**任务 A**. 在讲WebLogic JMS消息日志的文本中,作者认为哪两个消息接口的监控最重要?
**任务 B**. 为讲WebLogic JMS消息日志的文本写出其结尾之后的内容。

**练习文本**.

────────────────────────────────────────

The message life cycle is an external view of the events that a JMS message traverses through once it has been accepted by the JMS server, either through the JMS APIs or the JMS Message Management APIs
. Message life cycle logging provides an administrator with easy access to information about the existence and status of JMS messages from the JMS server viewpoint. 

可以看到Oracle对于Weblogic JMS提供了消息全生命周期的Log日志记录能力。这块日志的获取可以通过JMS API接口或JMS管理API接口来完成。对于JMS消息的分发,可以记录的日志包括了消息生产,消息消费,消息移出,过期,超过重试次数,消费端建立,消费端销毁等,具体如下:

  • Produced –
    This event is logged when a message enters a JMS server via the WebLogic Server JMS API or the JMS Management API.
  • Consumed –
    This event is logged when a message leaves a JMS server via the WebLogic Server JMS API or the JMS Management API.
  • Removed –
    This event is logged when a message is manually deleted from a JMS server via the WebLogic Server JMS API or the JMS Management API.
  • Expired –
    This event is logged when a message reaches the expiration time stored on the JMS server. This event is logged only once per message even though a separate expiration event occurs for each topic subscriber who received the message.
  • Retry exceeded –
    This event is logged when a message has exceeded its redelivery retry limit. This event may be logged more than one time per message, as each topic subscriber has its own redelivery count.
  • Consumer created –
    This event is logged when a JMS consumer is created for a queue or a JMS durable subscriber is created for a topic.
  • Consumer destroyed –
    This event is logged when a JMS consumer is closed or a JMS durable subscriber is unsubscribed.

而这些里面最重要的就是Produced和Consumed两个消息接口的监控。

Message Log Location

USER_DOMAIN/servers/servername/logs/jmsServers/jms_server_name/jms.messages.log

Enabling JMS Message Logging

可以看到对于消息队列,消息主题,分布式消息主题等全部都可以启用消息Log日志记录。而实际上对消息日志的获取仍然可以通过JMX方式来获取,这里面涉及到JMSSystemResourceMBean and JMSRuntimeMBean MBeans两个类来管理JMS消息日志接口。在文章里面还提到,可以利用WebLogic Scripting Tool工具类配置JMS消息日志。

For more information see Overview of WebLogic Server Subsystem MBeans in Programming WebLogic Management Services with JMX

You can also use the WebLogic Scripting Tool to configure JMS message logging for a JMS servers and JMS system resources. For more information, see Using WLST to Manage JMS Servers and JMS System Module Resources.

────────────────────────────────────────

**待查数据**.
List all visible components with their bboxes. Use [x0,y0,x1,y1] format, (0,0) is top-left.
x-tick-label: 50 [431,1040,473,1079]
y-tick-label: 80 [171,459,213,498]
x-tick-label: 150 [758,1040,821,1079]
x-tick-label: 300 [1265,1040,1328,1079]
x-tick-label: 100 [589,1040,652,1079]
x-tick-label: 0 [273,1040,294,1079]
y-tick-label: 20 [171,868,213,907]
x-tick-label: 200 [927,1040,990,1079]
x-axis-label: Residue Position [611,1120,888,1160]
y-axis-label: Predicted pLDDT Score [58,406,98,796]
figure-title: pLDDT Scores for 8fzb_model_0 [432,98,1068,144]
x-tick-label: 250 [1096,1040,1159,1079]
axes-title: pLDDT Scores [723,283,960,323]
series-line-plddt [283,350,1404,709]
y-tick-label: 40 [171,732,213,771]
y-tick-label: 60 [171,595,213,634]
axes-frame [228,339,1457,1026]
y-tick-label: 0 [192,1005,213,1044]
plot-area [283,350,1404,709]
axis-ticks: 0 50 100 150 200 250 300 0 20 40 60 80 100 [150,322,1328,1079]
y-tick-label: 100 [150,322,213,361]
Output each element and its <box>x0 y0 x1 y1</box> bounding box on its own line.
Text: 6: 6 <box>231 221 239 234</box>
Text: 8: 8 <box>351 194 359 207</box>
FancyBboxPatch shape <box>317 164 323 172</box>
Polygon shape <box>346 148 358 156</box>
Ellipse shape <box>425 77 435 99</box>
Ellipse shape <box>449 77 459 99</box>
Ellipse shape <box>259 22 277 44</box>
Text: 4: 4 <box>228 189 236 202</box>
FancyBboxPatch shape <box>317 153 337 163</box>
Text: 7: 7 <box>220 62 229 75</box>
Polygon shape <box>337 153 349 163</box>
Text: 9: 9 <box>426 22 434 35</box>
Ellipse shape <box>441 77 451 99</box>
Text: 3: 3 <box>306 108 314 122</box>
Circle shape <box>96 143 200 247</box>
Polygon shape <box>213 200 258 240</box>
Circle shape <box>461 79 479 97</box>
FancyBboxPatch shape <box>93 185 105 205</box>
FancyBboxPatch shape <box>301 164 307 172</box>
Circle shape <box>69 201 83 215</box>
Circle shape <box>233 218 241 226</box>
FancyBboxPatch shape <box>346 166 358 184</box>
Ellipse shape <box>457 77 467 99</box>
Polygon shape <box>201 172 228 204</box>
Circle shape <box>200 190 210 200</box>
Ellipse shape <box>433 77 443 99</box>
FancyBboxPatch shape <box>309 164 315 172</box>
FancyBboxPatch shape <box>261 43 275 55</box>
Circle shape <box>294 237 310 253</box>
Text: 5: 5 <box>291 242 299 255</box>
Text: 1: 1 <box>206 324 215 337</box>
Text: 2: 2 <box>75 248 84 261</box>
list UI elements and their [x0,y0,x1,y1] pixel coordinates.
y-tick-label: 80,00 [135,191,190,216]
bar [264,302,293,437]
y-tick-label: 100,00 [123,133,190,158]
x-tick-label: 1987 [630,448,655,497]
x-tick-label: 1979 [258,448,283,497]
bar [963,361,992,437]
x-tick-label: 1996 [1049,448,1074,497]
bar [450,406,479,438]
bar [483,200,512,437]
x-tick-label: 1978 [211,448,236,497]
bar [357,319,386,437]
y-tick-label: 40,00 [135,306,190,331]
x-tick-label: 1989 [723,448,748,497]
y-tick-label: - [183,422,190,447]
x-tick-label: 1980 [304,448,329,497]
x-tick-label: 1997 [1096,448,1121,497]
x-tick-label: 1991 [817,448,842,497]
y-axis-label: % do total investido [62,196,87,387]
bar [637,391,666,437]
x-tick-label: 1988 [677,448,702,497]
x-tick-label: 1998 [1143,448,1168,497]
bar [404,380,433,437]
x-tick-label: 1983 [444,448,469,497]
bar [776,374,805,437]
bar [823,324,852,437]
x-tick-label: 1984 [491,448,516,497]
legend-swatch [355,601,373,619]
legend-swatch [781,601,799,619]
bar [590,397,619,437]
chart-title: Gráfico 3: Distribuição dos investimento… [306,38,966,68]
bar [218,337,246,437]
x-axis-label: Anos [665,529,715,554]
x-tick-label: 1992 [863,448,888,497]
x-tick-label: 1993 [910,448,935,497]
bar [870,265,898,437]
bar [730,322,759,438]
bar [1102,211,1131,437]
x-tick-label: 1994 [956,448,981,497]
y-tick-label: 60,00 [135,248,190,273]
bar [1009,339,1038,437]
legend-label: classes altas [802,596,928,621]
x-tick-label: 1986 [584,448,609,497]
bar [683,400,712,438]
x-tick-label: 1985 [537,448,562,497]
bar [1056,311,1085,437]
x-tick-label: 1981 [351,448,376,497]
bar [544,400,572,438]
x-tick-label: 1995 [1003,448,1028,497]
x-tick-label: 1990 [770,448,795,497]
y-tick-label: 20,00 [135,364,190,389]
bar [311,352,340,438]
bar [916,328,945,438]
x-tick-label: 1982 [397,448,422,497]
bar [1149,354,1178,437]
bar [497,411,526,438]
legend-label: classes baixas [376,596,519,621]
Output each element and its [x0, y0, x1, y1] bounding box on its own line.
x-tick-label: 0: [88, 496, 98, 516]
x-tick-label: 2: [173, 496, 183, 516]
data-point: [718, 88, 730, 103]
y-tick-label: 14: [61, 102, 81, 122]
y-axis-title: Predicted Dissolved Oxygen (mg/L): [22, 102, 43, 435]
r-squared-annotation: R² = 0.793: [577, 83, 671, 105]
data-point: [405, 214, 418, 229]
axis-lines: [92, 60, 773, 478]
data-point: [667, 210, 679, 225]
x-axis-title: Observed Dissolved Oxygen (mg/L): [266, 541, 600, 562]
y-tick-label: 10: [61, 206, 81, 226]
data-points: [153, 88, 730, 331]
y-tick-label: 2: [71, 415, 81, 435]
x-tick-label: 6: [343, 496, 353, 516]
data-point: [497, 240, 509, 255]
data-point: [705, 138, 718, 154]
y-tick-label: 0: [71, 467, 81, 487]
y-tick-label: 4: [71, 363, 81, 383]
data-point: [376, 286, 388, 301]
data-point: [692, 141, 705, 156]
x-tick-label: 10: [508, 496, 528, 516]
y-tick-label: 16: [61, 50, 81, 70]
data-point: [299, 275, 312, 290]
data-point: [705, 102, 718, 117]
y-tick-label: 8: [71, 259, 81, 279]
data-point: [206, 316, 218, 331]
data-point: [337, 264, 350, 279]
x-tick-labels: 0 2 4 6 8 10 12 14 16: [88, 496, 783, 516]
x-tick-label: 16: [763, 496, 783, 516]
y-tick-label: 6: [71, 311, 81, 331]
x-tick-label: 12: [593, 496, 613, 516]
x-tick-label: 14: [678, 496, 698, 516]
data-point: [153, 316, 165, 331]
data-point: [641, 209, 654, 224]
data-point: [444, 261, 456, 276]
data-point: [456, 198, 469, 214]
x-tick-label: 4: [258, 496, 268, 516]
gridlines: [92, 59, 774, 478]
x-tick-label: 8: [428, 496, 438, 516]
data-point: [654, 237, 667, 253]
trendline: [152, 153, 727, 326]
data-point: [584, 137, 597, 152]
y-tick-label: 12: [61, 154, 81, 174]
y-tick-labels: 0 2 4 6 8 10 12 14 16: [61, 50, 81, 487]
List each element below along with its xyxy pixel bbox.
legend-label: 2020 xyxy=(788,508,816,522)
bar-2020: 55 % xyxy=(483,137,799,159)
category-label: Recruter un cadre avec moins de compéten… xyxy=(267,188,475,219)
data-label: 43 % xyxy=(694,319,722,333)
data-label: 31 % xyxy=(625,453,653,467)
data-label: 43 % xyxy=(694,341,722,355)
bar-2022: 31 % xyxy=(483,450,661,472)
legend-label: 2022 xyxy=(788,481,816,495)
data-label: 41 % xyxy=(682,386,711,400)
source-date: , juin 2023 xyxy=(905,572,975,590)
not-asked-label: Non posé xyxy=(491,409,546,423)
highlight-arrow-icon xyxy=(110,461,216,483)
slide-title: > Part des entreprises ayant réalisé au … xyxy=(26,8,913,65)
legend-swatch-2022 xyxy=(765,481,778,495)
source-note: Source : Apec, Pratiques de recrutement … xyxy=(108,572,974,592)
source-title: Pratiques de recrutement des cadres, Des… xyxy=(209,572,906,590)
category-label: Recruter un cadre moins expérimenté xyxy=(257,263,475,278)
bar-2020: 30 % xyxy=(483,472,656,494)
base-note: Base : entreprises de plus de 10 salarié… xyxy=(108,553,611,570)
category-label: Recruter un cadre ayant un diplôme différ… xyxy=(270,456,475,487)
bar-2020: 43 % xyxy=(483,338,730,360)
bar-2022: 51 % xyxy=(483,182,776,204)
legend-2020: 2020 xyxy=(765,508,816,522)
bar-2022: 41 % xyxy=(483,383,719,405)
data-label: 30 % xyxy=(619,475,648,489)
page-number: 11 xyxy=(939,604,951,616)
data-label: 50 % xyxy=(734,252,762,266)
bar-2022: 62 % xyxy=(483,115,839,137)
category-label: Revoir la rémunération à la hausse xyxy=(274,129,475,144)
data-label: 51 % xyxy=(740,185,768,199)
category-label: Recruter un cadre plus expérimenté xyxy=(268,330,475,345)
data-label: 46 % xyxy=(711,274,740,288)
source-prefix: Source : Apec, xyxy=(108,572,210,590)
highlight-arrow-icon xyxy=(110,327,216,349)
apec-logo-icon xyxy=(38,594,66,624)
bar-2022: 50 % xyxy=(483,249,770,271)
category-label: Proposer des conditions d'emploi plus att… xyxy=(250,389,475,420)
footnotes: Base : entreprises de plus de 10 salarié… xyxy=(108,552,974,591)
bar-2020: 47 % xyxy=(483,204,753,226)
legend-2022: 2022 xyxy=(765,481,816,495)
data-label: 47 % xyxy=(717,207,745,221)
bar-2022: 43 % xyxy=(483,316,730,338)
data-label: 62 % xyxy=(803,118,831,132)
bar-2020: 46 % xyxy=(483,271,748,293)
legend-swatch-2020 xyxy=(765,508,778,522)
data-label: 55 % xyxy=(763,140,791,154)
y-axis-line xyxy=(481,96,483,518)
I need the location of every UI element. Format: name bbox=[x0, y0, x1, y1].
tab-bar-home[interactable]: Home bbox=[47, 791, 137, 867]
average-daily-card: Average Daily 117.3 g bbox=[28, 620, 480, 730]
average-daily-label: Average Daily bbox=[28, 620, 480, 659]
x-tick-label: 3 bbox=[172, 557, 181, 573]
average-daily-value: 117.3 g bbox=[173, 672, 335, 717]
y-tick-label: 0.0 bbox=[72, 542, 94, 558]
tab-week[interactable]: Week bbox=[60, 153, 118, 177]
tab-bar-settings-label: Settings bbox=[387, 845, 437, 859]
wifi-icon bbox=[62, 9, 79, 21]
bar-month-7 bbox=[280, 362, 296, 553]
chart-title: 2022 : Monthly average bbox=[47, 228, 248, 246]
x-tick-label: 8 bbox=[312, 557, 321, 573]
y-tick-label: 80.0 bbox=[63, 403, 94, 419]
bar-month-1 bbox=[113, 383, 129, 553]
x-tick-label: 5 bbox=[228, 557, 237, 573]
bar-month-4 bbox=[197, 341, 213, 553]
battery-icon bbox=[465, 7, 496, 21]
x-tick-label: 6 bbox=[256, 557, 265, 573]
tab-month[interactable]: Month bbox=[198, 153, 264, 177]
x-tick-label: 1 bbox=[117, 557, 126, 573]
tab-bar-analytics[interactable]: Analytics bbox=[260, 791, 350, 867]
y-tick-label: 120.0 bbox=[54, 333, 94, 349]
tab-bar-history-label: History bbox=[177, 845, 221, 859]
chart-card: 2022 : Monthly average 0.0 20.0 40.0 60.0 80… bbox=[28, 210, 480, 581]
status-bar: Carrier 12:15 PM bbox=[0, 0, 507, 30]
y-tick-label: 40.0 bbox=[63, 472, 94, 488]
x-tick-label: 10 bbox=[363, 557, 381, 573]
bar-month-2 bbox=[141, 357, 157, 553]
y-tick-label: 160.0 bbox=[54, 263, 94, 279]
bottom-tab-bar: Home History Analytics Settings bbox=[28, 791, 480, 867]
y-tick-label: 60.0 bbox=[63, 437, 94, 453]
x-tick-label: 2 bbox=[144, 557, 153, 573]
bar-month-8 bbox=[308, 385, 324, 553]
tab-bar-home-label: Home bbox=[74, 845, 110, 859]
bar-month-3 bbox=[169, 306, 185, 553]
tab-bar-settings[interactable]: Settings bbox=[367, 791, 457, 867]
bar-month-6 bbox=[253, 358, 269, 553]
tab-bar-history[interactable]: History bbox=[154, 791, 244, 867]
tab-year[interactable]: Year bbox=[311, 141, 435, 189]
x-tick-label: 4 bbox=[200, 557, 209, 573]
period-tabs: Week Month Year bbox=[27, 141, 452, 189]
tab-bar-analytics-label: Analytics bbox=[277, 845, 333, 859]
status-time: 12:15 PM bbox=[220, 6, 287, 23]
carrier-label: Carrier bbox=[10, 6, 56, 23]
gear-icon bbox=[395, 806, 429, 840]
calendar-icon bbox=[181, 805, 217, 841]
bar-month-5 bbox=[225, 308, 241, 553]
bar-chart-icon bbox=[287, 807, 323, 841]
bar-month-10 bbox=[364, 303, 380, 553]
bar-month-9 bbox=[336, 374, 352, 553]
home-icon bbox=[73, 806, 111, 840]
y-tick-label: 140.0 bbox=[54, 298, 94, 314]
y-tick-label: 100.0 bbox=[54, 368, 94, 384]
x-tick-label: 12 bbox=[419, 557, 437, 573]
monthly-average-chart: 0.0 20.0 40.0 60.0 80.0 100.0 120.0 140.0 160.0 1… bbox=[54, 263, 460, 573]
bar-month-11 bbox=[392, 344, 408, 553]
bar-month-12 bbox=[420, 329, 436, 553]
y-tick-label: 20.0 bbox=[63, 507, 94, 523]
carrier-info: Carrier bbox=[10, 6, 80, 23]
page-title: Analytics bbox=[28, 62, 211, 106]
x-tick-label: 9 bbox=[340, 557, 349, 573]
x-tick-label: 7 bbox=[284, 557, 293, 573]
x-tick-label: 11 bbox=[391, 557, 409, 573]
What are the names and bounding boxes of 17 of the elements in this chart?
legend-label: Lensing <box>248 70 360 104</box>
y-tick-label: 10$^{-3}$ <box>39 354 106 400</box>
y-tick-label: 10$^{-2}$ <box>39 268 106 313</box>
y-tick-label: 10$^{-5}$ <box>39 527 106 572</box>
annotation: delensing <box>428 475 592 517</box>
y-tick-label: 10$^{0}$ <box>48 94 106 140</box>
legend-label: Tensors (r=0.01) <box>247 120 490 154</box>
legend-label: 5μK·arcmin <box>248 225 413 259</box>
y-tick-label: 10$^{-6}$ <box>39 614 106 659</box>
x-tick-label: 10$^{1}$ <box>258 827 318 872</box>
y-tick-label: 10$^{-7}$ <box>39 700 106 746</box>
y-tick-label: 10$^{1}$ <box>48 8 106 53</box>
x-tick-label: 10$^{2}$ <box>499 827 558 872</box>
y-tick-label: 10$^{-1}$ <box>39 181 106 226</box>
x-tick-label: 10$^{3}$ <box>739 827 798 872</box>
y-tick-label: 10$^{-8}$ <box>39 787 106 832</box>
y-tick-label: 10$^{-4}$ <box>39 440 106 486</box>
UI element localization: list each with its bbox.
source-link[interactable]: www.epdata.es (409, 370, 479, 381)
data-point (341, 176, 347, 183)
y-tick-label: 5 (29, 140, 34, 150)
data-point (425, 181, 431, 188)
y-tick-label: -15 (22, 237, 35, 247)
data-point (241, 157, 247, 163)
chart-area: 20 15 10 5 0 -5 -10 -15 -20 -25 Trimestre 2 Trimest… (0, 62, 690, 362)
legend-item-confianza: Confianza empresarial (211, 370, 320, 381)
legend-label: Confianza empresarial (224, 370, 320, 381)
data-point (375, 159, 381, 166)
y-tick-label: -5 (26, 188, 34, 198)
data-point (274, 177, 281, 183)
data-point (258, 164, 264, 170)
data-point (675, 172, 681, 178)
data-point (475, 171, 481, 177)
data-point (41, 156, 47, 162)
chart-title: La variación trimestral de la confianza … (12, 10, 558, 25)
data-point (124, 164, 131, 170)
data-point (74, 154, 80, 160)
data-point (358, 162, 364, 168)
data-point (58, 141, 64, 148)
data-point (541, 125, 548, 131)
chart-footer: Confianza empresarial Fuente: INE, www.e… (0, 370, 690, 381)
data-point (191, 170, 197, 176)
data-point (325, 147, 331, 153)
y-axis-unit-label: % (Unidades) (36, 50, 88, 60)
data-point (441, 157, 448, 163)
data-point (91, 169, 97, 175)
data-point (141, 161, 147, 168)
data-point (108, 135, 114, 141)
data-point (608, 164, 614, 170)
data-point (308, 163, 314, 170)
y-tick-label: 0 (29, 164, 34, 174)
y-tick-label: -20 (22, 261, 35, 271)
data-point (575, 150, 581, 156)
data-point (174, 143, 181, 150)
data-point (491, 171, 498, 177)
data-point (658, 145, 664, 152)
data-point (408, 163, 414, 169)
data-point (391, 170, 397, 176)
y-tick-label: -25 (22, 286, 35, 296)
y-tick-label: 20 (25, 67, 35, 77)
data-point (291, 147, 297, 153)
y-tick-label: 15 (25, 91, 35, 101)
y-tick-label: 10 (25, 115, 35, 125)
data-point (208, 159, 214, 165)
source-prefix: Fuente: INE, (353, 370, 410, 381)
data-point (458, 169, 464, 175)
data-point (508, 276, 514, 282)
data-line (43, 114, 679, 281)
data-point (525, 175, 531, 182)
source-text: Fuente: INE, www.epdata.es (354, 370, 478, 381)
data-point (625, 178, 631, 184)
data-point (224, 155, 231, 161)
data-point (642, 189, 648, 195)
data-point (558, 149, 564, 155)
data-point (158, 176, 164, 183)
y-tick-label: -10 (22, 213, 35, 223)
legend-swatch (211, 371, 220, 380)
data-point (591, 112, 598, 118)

────────────────────────────────────────

**练习结果 A**. Produced和Consumed两个消息接口的监控。

**练习结果 B**.
JMS Message Log Content

对于消息日志的内容,主要包括了如下信息的日志记录。

  • Date –
    The date and time the message log record is generated.
  • Transaction identifier –
    The transaction identifier for the transaction with which the message is associated
  • WLS diagnostic context –
    A unique identifier for a request or unit of work flowing through the system. It is included in the JMS message log to provide a correlation between events belonging to the same request.
  • Raw millisecond value for “Date” –
    To aid in troubleshooting high-traffic applications, the date and time the message log record is generated is displayed in milliseconds.
  • Raw nanosecond value for “Date” –
    To aid in troubleshooting high-traffic applications, the date and time the message log record is generated is displayed in nanoseconds.
  • JMS message ID –
    The unique identifier assigned to the message.
  • JMS correlation ID –
    A user-defined identifier for the message, often used to correlate messages about the same subject.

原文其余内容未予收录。